## begin Source data

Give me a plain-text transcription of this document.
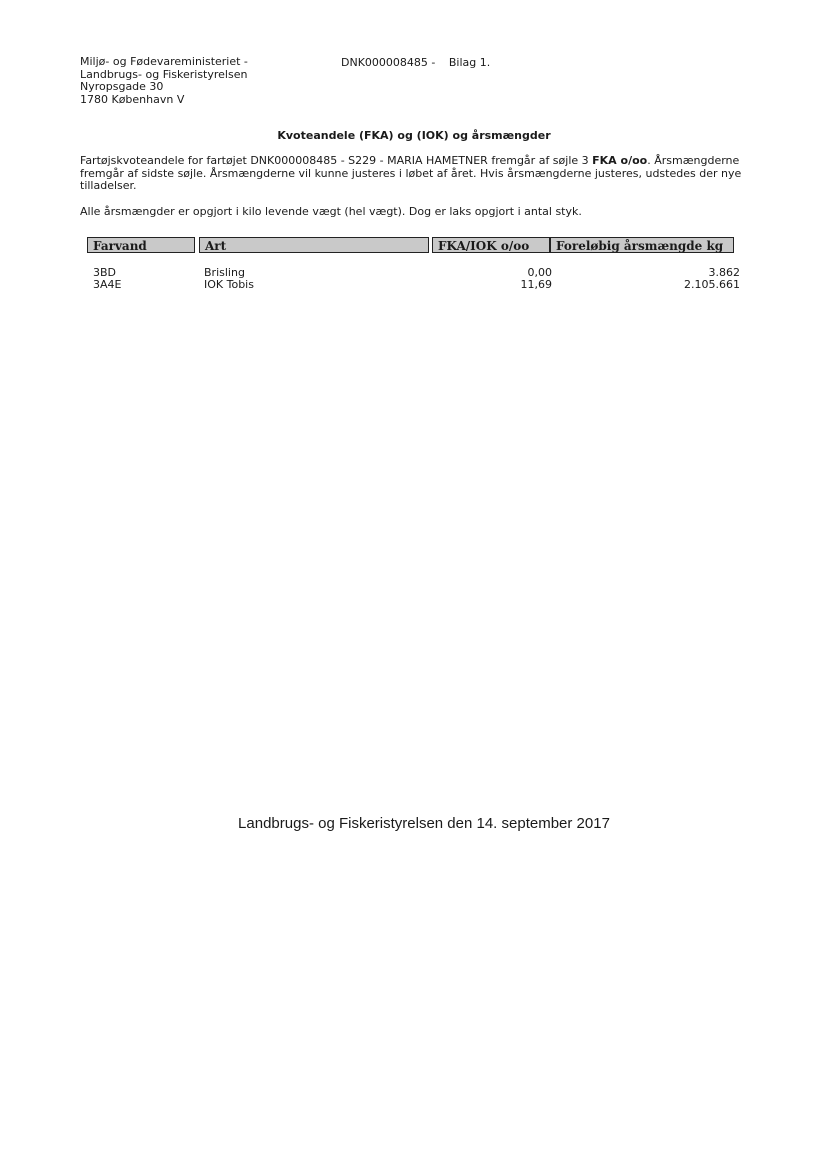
Miljø- og Fødevareministeriet -
Landbrugs- og Fiskeristyrelsen
Nyropsgade 30
1780 København V
DNK000008485 - Bilag 1.
Kvoteandele (FKA) og (IOK) og årsmængder
Fartøjskvoteandele for fartøjet DNK000008485 - S229 - MARIA HAMETNER fremgår af søjle 3 FKA o/oo. Årsmængderne fremgår af sidste søjle. Årsmængderne vil kunne justeres i løbet af året. Hvis årsmængderne justeres, udstedes der nye tilladelser.
Alle årsmængder er opgjort i kilo levende vægt (hel vægt). Dog er laks opgjort i antal styk.
Farvand	Art	FKA/IOK o/oo	Foreløbig årsmængde kg
3BD	Brisling	0,00	3.862
3A4E	IOK Tobis	11,69	2.105.661
Landbrugs- og Fiskeristyrelsen den 14. september 2017
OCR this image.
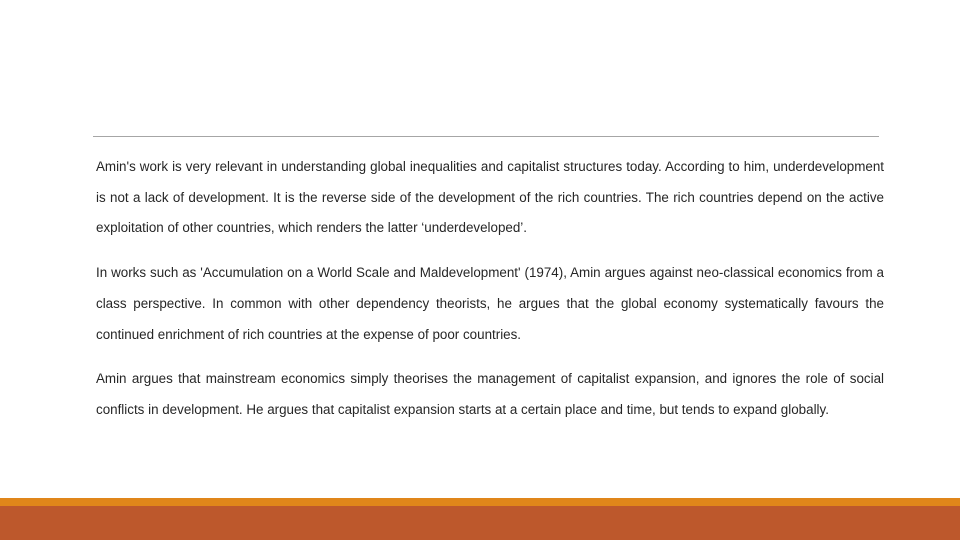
Amin's work is very relevant in understanding global inequalities and capitalist structures today. According to him, underdevelopment is not a lack of development. It is the reverse side of the development of the rich countries. The rich countries depend on the active exploitation of other countries, which renders the latter ‘underdeveloped’.

In works such as 'Accumulation on a World Scale and Maldevelopment' (1974), Amin argues against neo-classical economics from a class perspective. In common with other dependency theorists, he argues that the global economy systematically favours the continued enrichment of rich countries at the expense of poor countries.

Amin argues that mainstream economics simply theorises the management of capitalist expansion, and ignores the role of social conflicts in development. He argues that capitalist expansion starts at a certain place and time, but tends to expand globally.
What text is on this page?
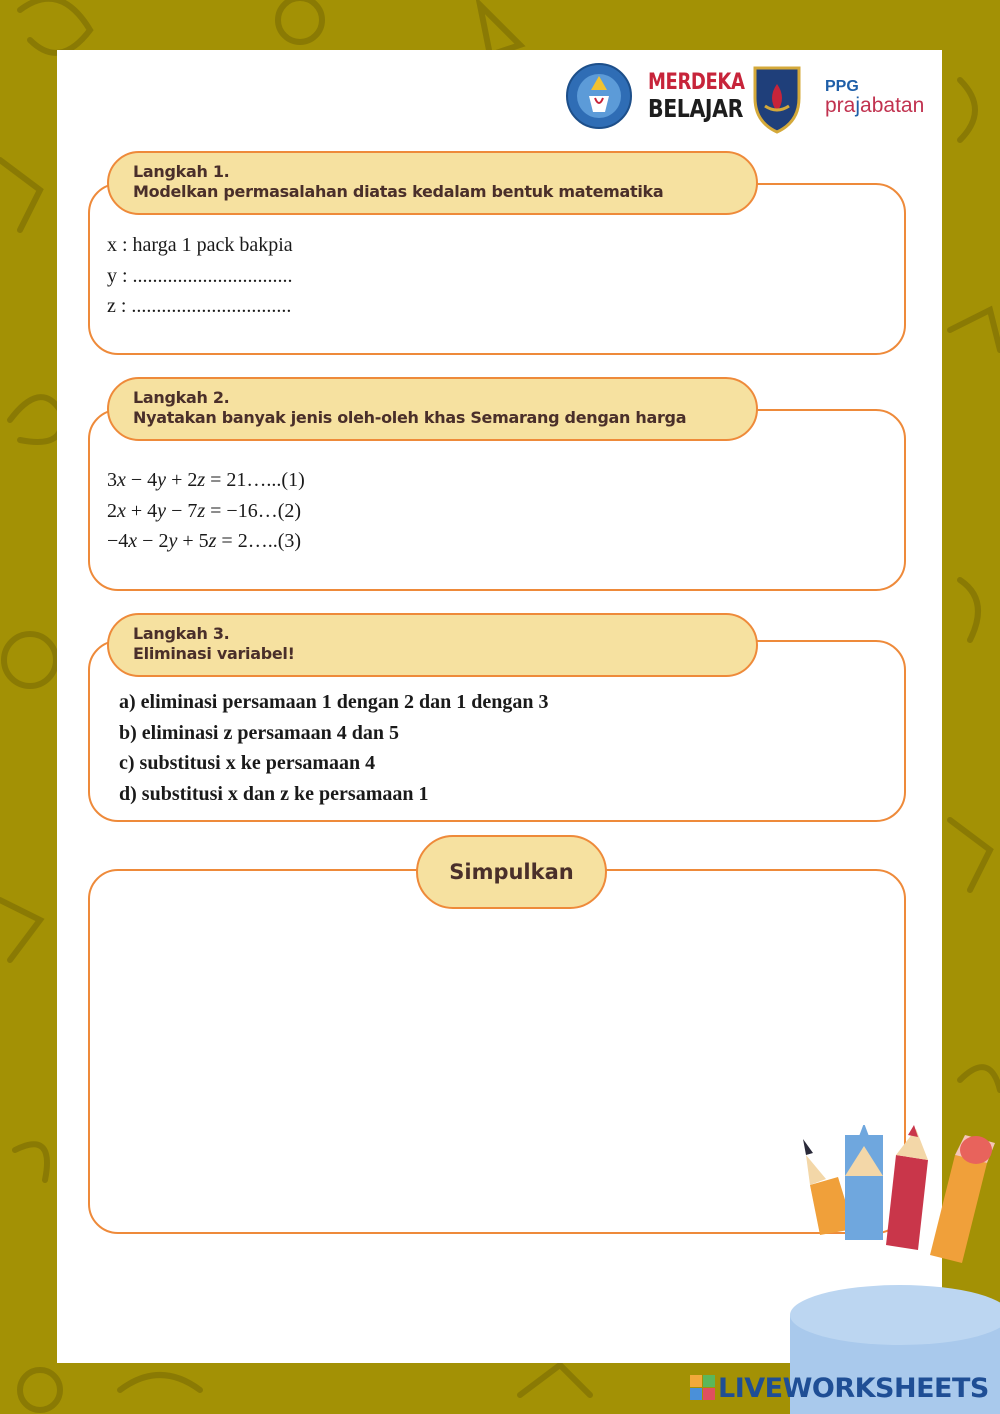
MERDEKA
BELAJAR
PPG
prajabatan
Langkah 1.
Modelkan permasalahan diatas kedalam bentuk matematika
x : harga 1 pack bakpia
y : ................................
z : ................................
Langkah 2.
Nyatakan banyak jenis oleh-oleh khas Semarang dengan harga
3x − 4y + 2z = 21…...(1)
2x + 4y − 7z = −16…(2)
−4x − 2y + 5z = 2…..(3)
Langkah 3.
Eliminasi variabel!
a) eliminasi persamaan 1 dengan 2 dan 1 dengan 3
b) eliminasi z persamaan 4 dan 5
c) substitusi x ke persamaan 4
d) substitusi x dan z ke persamaan 1
Simpulkan
LIVEWORKSHEETS
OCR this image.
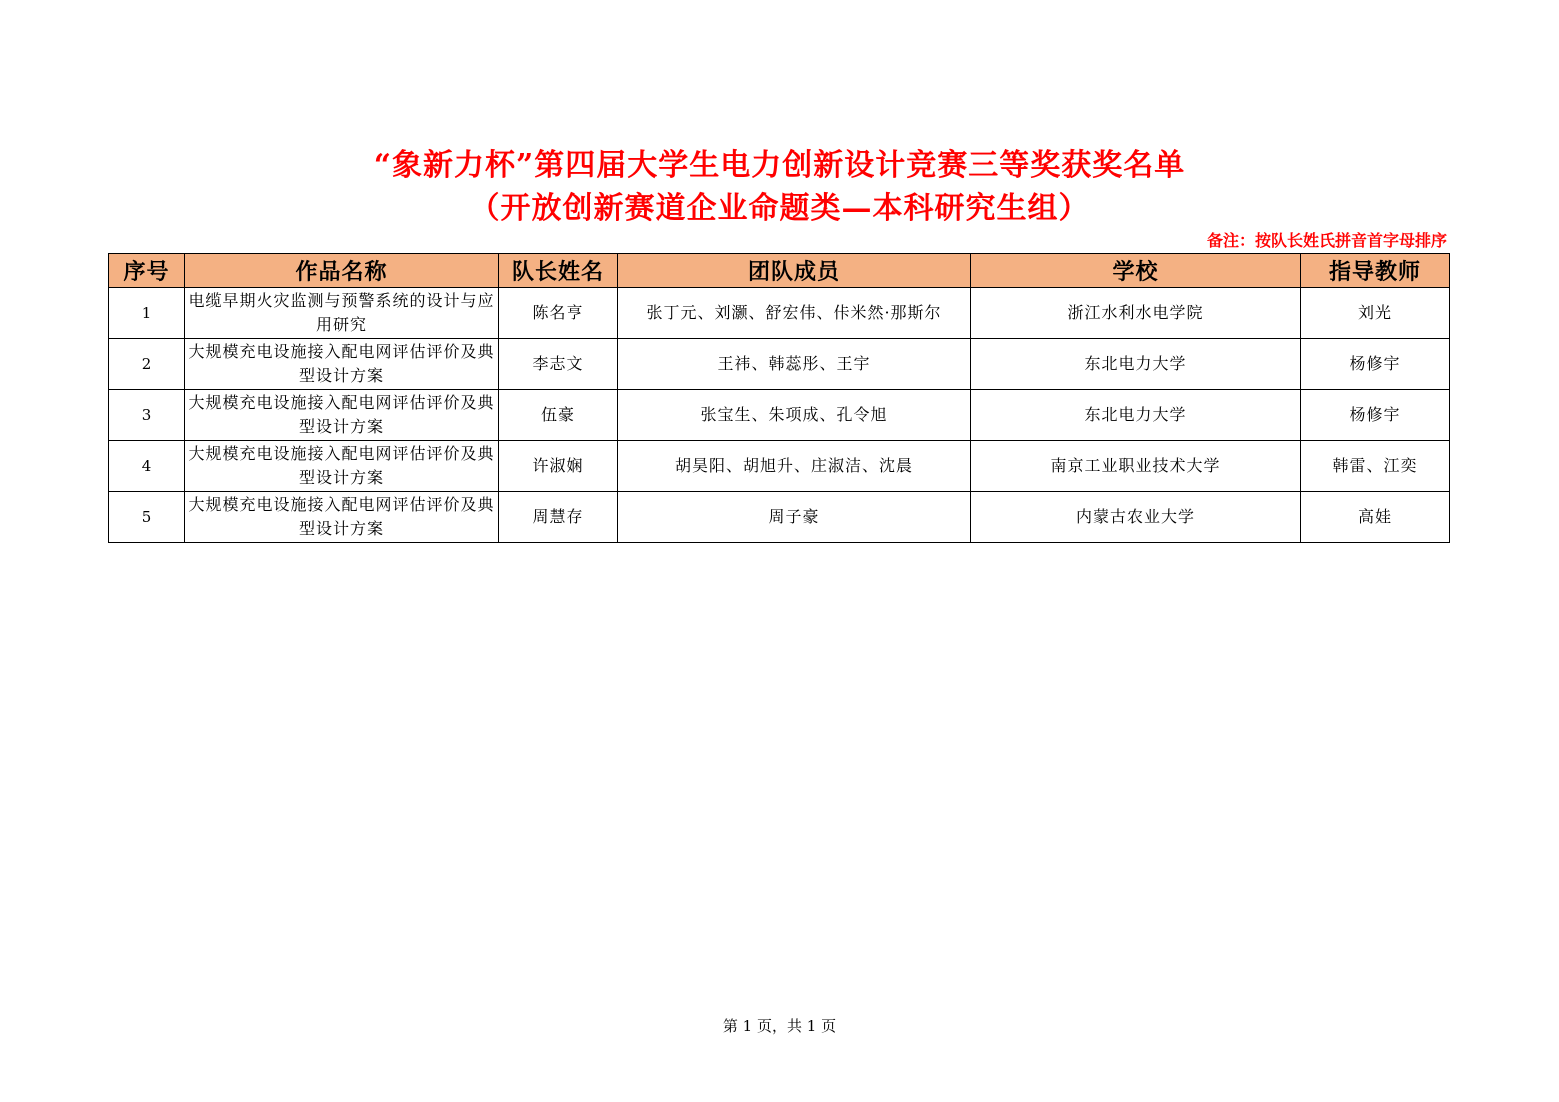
“象新力杯”第四届大学生电力创新设计竞赛三等奖获奖名单
（开放创新赛道企业命题类—本科研究生组）
备注：按队长姓氏拼音首字母排序
序号	作品名称	队长姓名	团队成员	学校	指导教师
1	电缆早期火灾监测与预警系统的设计与应用研究	陈名亨	张丁元、刘灏、舒宏伟、佧米然·那斯尔	浙江水利水电学院	刘光
2	大规模充电设施接入配电网评估评价及典型设计方案	李志文	王祎、韩蕊彤、王宇	东北电力大学	杨修宇
3	大规模充电设施接入配电网评估评价及典型设计方案	伍豪	张宝生、朱项成、孔令旭	东北电力大学	杨修宇
4	大规模充电设施接入配电网评估评价及典型设计方案	许淑娴	胡昊阳、胡旭升、庄淑洁、沈晨	南京工业职业技术大学	韩雷、江奕
5	大规模充电设施接入配电网评估评价及典型设计方案	周慧存	周子豪	内蒙古农业大学	高娃
第 1 页，共 1 页
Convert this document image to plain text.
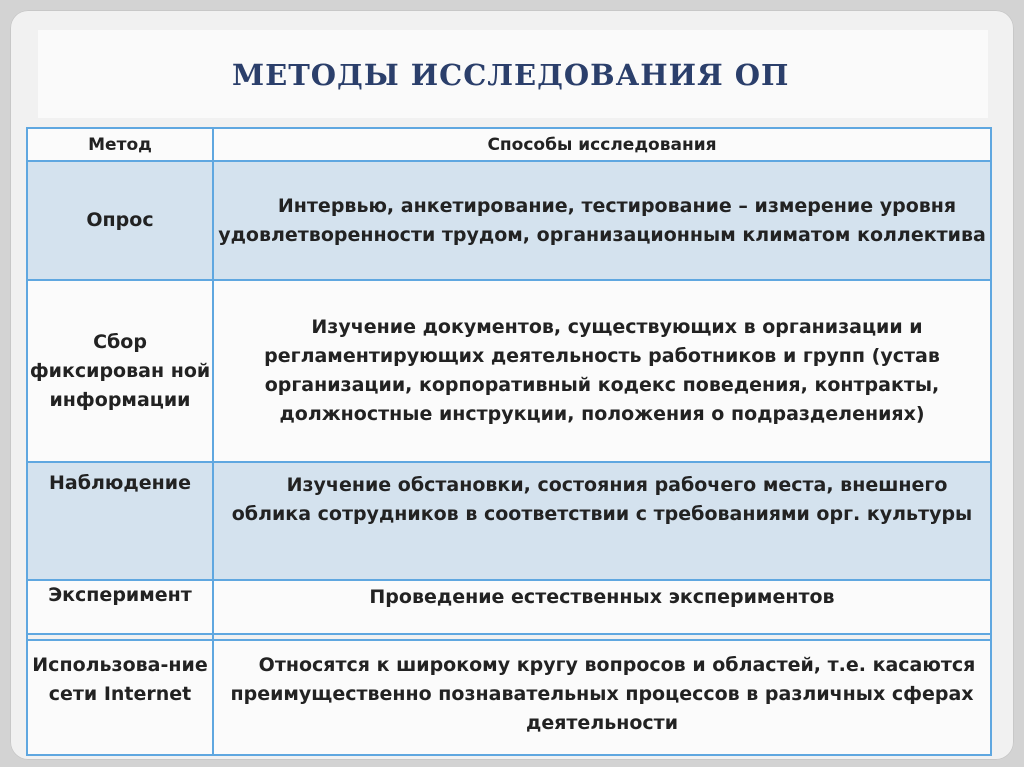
МЕТОДЫ ИССЛЕДОВАНИЯ ОП
Метод	Способы исследования
Опрос	Интервью, анкетирование, тестирование – измерение уровня удовлетворенности трудом, организационным климатом коллектива
Сбор фиксирован ной информации	Изучение документов, существующих в организации и регламентирующих деятельность работников и групп (устав организации, корпоративный кодекс поведения, контракты, должностные инструкции, положения о подразделениях)
Наблюдение	Изучение обстановки, состояния рабочего места, внешнего облика сотрудников в соответствии с требованиями орг. культуры
Эксперимент	Проведение естественных экспериментов

Использова-ние сети Internet	Относятся к широкому кругу вопросов и областей, т.е. касаются преимущественно познавательных процессов в различных сферах деятельности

## end Source data

Task instructions: Each record should be quoted exactly, with the images omitted.

Right answer:
Give me a plain-text transcription of this document.
Miljø- og Fødevareministeriet -
Landbrugs- og Fiskeristyrelsen
Nyropsgade 30
1780 København V
DNK000008485 - Bilag 1.
Kvoteandele (FKA) og (IOK) og årsmængder
Fartøjskvoteandele for fartøjet DNK000008485 - S229 - MARIA HAMETNER fremgår af søjle 3 FKA o/oo. Årsmængderne fremgår af sidste søjle. Årsmængderne vil kunne justeres i løbet af året. Hvis årsmængderne justeres, udstedes der nye tilladelser.
Alle årsmængder er opgjort i kilo levende vægt (hel vægt). Dog er laks opgjort i antal styk.
Farvand	Art	FKA/IOK o/oo	Foreløbig årsmængde kg
3BD	Brisling	0,00	3.862
3A4E	IOK Tobis	11,69	2.105.661
Landbrugs- og Fiskeristyrelsen den 14. september 2017
OCR this image.
Amin's work is very relevant in understanding global inequalities and capitalist structures today. According to him, underdevelopment is not a lack of development. It is the reverse side of the development of the rich countries. The rich countries depend on the active exploitation of other countries, which renders the latter ‘underdeveloped’.

In works such as 'Accumulation on a World Scale and Maldevelopment' (1974), Amin argues against neo-classical economics from a class perspective. In common with other dependency theorists, he argues that the global economy systematically favours the continued enrichment of rich countries at the expense of poor countries.

Amin argues that mainstream economics simply theorises the management of capitalist expansion, and ignores the role of social conflicts in development. He argues that capitalist expansion starts at a certain place and time, but tends to expand globally.
What text is on this page?
MERDEKA
BELAJAR
PPG
prajabatan
Langkah 1.
Modelkan permasalahan diatas kedalam bentuk matematika
x : harga 1 pack bakpia
y : ................................
z : ................................
Langkah 2.
Nyatakan banyak jenis oleh-oleh khas Semarang dengan harga
3x − 4y + 2z = 21…...(1)
2x + 4y − 7z = −16…(2)
−4x − 2y + 5z = 2…..(3)
Langkah 3.
Eliminasi variabel!
a) eliminasi persamaan 1 dengan 2 dan 1 dengan 3
b) eliminasi z persamaan 4 dan 5
c) substitusi x ke persamaan 4
d) substitusi x dan z ke persamaan 1
Simpulkan
LIVEWORKSHEETS
OCR this image.
“象新力杯”第四届大学生电力创新设计竞赛三等奖获奖名单
（开放创新赛道企业命题类—本科研究生组）
备注：按队长姓氏拼音首字母排序
序号	作品名称	队长姓名	团队成员	学校	指导教师
1	电缆早期火灾监测与预警系统的设计与应用研究	陈名亨	张丁元、刘灏、舒宏伟、佧米然·那斯尔	浙江水利水电学院	刘光
2	大规模充电设施接入配电网评估评价及典型设计方案	李志文	王祎、韩蕊彤、王宇	东北电力大学	杨修宇
3	大规模充电设施接入配电网评估评价及典型设计方案	伍豪	张宝生、朱项成、孔令旭	东北电力大学	杨修宇
4	大规模充电设施接入配电网评估评价及典型设计方案	许淑娴	胡昊阳、胡旭升、庄淑洁、沈晨	南京工业职业技术大学	韩雷、江奕
5	大规模充电设施接入配电网评估评价及典型设计方案	周慧存	周子豪	内蒙古农业大学	高娃
第 1 页，共 1 页
Convert this document image to plain text.
МЕТОДЫ ИССЛЕДОВАНИЯ ОП
Метод	Способы исследования
Опрос	Интервью, анкетирование, тестирование – измерение уровня удовлетворенности трудом, организационным климатом коллектива
Сбор фиксирован ной информации	Изучение документов, существующих в организации и регламентирующих деятельность работников и групп (устав организации, корпоративный кодекс поведения, контракты, должностные инструкции, положения о подразделениях)
Наблюдение	Изучение обстановки, состояния рабочего места, внешнего облика сотрудников в соответствии с требованиями орг. культуры
Эксперимент	Проведение естественных экспериментов

Использова-ние сети Internet	Относятся к широкому кругу вопросов и областей, т.е. касаются преимущественно познавательных процессов в различных сферах деятельности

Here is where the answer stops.